The problem —
Below you will find a set of lines. Repeat them all exactly.
'''
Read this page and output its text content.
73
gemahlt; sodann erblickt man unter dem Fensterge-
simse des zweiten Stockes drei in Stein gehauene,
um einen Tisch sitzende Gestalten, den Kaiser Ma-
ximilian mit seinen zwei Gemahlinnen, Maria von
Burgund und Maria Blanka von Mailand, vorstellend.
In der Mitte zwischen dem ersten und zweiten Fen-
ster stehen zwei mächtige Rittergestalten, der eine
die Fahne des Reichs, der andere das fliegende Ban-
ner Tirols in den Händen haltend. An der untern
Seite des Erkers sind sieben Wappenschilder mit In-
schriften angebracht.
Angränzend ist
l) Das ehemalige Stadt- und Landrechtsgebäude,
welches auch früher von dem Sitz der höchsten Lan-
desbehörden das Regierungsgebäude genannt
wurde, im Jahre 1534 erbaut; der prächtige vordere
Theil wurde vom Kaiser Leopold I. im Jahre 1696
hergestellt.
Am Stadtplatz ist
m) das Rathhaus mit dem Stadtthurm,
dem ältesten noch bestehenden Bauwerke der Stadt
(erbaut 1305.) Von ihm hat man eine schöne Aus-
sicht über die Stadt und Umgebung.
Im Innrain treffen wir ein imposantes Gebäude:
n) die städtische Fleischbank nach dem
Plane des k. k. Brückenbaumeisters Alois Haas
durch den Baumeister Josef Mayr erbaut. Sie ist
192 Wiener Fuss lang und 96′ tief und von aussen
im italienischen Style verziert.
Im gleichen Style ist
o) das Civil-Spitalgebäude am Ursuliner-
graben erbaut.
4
'''
Solution to this task —
Read this page and output its text content.
73
gemahlt; sodann erblickt man unter dem Fensterge-
simse des zweiten Stockes drei in Stein gehauene,
um einen Tisch sitzende Gestalten, den Kaiser Ma-
ximilian mit seinen zwei Gemahlinnen, Maria von
Burgund und Maria Blanka von Mailand, vorstellend.
In der Mitte zwischen dem ersten und zweiten Fen-
ster stehen zwei mächtige Rittergestalten, der eine
die Fahne des Reichs, der andere das fliegende Ban-
ner Tirols in den Händen haltend. An der untern
Seite des Erkers sind sieben Wappenschilder mit In-
schriften angebracht.
Angränzend ist
l) Das ehemalige Stadt- und Landrechtsgebäude,
welches auch früher von dem Sitz der höchsten Lan-
desbehörden das Regierungsgebäude genannt
wurde, im Jahre 1534 erbaut; der prächtige vordere
Theil wurde vom Kaiser Leopold I. im Jahre 1696
hergestellt.
Am Stadtplatz ist
m) das Rathhaus mit dem Stadtthurm,
dem ältesten noch bestehenden Bauwerke der Stadt
(erbaut 1305.) Von ihm hat man eine schöne Aus-
sicht über die Stadt und Umgebung.
Im Innrain treffen wir ein imposantes Gebäude:
n) die städtische Fleischbank nach dem
Plane des k. k. Brückenbaumeisters Alois Haas
durch den Baumeister Josef Mayr erbaut. Sie ist
192 Wiener Fuss lang und 96′ tief und von aussen
im italienischen Style verziert.
Im gleichen Style ist
o) das Civil-Spitalgebäude am Ursuliner-
graben erbaut.
4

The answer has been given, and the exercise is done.